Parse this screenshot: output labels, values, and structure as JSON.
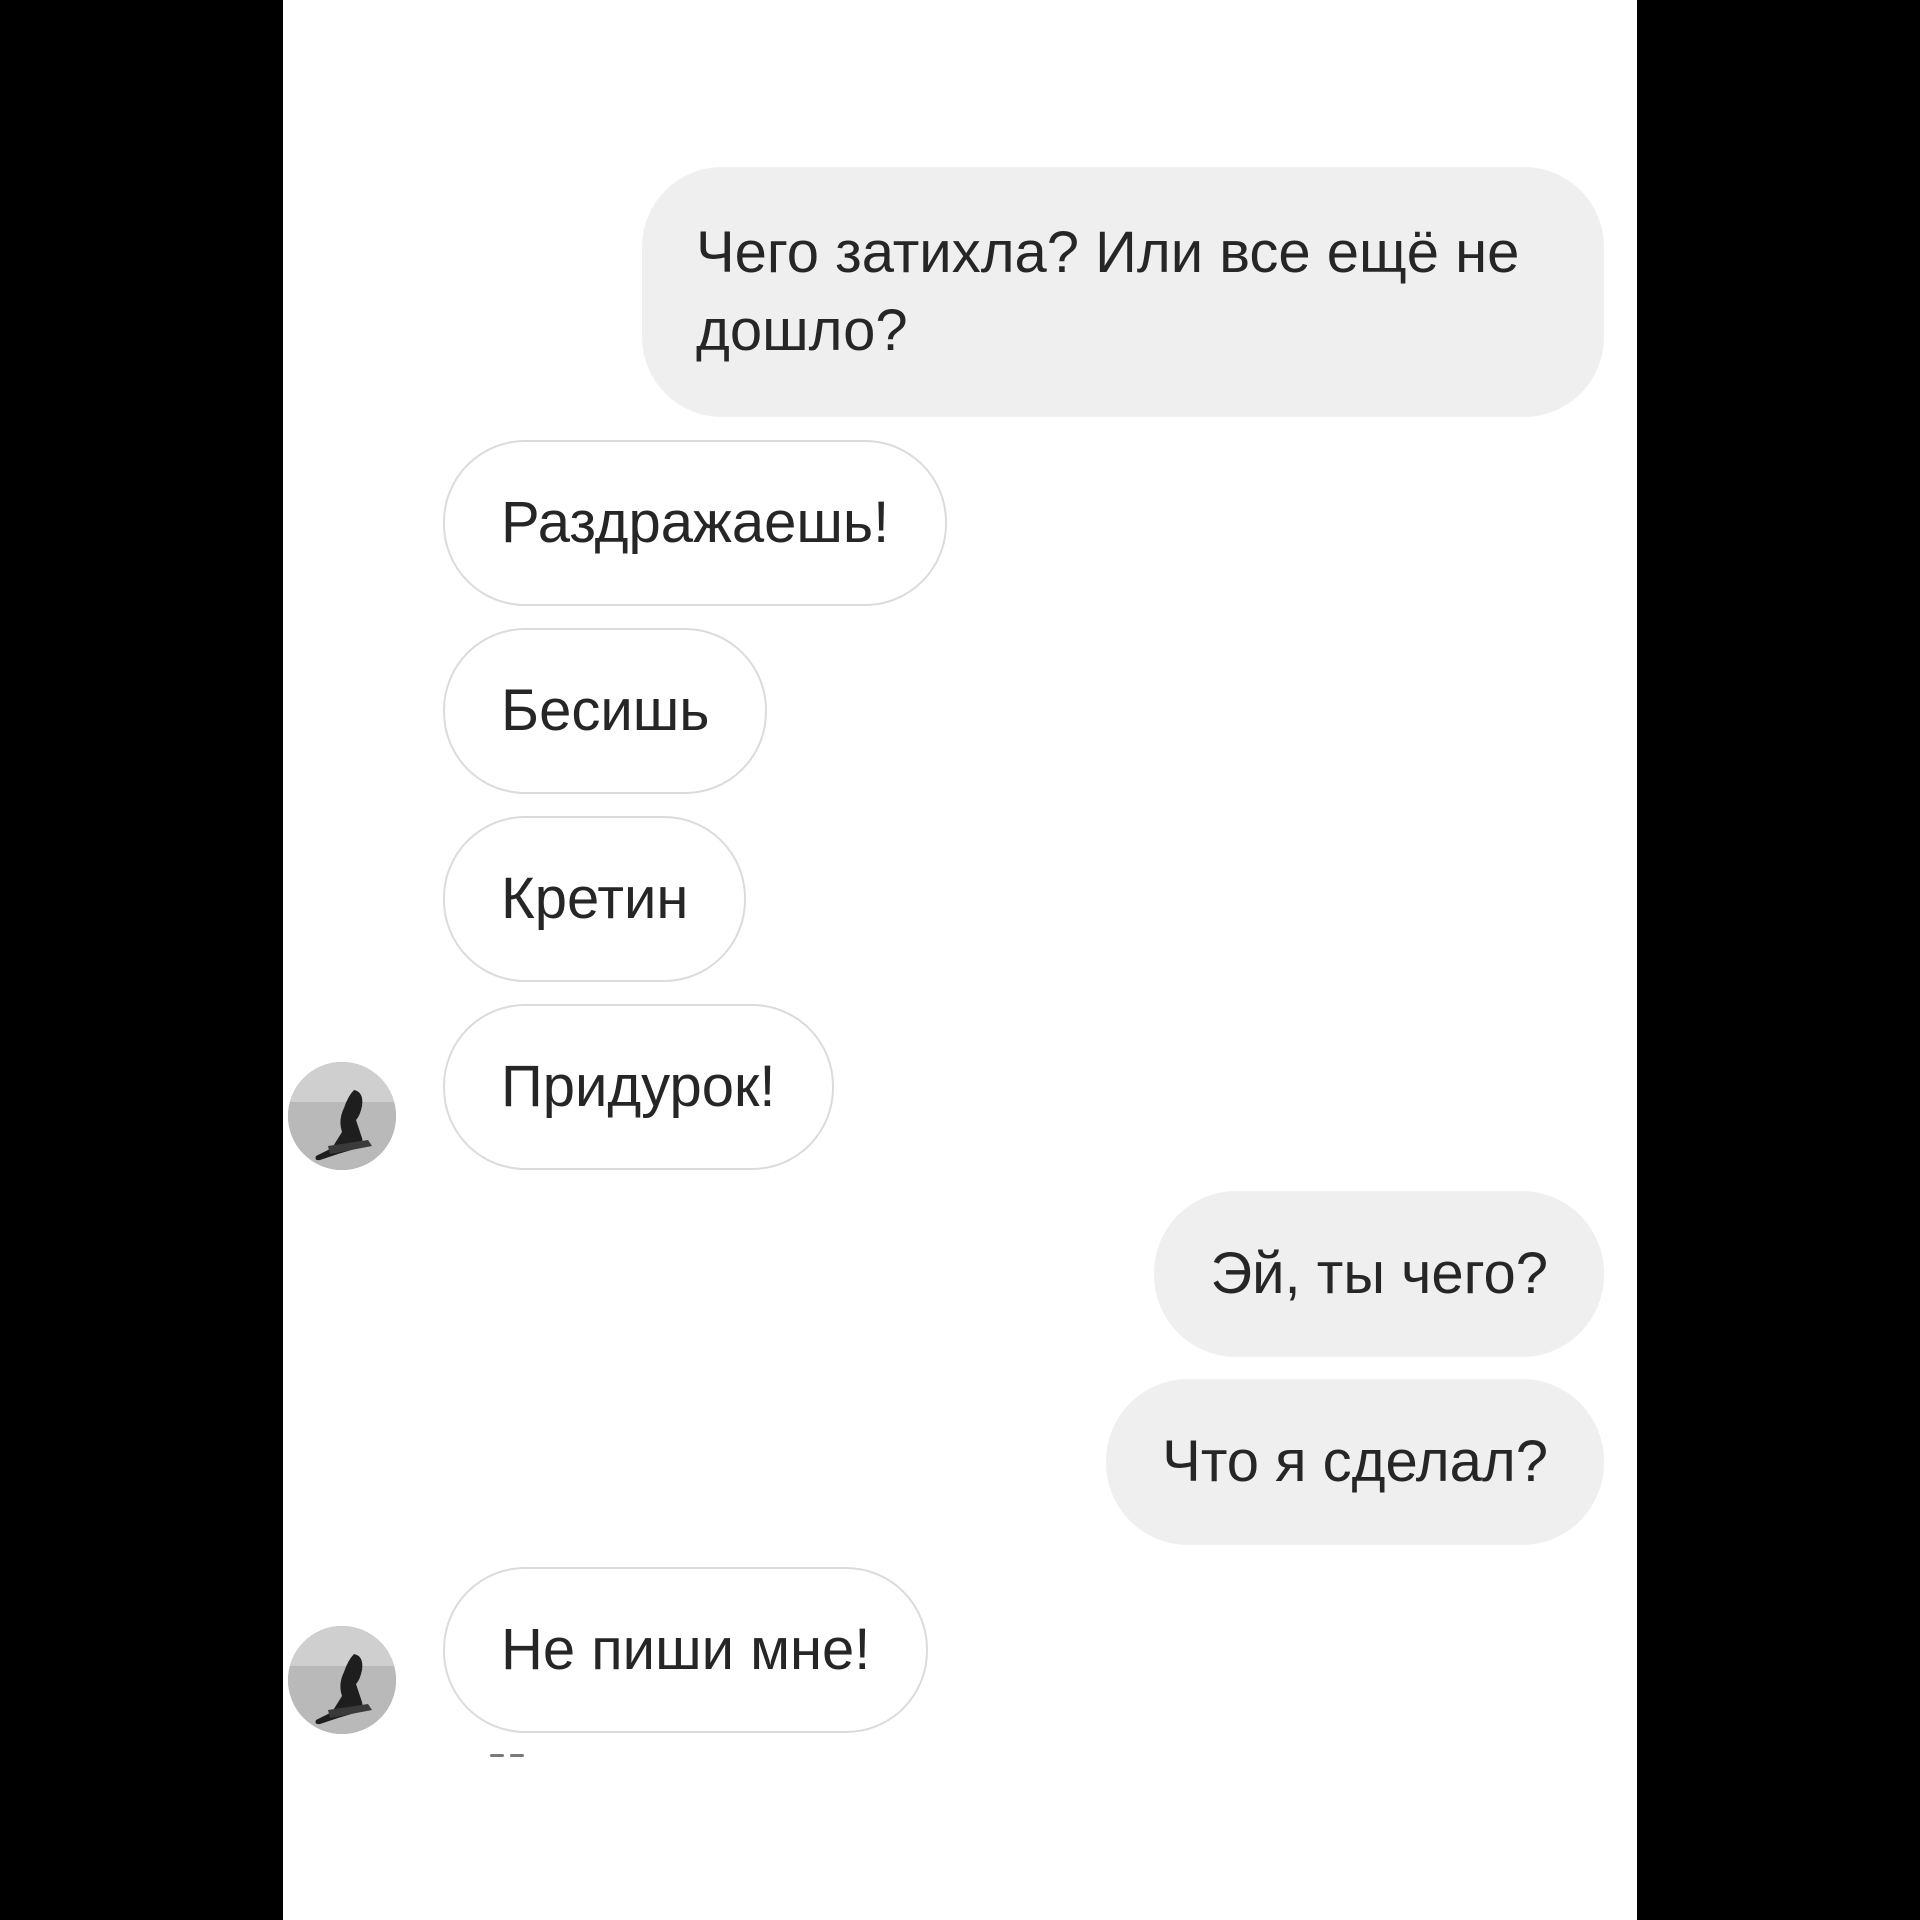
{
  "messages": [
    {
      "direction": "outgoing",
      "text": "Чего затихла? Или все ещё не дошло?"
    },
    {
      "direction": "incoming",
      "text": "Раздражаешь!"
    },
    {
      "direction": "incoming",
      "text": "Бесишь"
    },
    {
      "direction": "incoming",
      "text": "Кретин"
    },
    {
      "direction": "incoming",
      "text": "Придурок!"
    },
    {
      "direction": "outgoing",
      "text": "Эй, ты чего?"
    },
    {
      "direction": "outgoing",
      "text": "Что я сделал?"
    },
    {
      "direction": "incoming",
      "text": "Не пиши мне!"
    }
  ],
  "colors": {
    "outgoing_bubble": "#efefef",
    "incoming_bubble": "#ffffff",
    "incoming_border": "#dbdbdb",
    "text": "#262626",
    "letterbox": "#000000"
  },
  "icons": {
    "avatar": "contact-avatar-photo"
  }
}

-- -- --

WHAT TO WORK ON: Make an exact copy of the data, leaving its pictures out.

SOLUTION FOR THIS PROBLEM:
Parse this screenshot: output labels, values, and structure as JSON.
{
  "messages": [
    {
      "direction": "outgoing",
      "text": "Чего затихла? Или все ещё не дошло?"
    },
    {
      "direction": "incoming",
      "text": "Раздражаешь!"
    },
    {
      "direction": "incoming",
      "text": "Бесишь"
    },
    {
      "direction": "incoming",
      "text": "Кретин"
    },
    {
      "direction": "incoming",
      "text": "Придурок!"
    },
    {
      "direction": "outgoing",
      "text": "Эй, ты чего?"
    },
    {
      "direction": "outgoing",
      "text": "Что я сделал?"
    },
    {
      "direction": "incoming",
      "text": "Не пиши мне!"
    }
  ],
  "colors": {
    "outgoing_bubble": "#efefef",
    "incoming_bubble": "#ffffff",
    "incoming_border": "#dbdbdb",
    "text": "#262626",
    "letterbox": "#000000"
  },
  "icons": {
    "avatar": "contact-avatar-photo"
  }
}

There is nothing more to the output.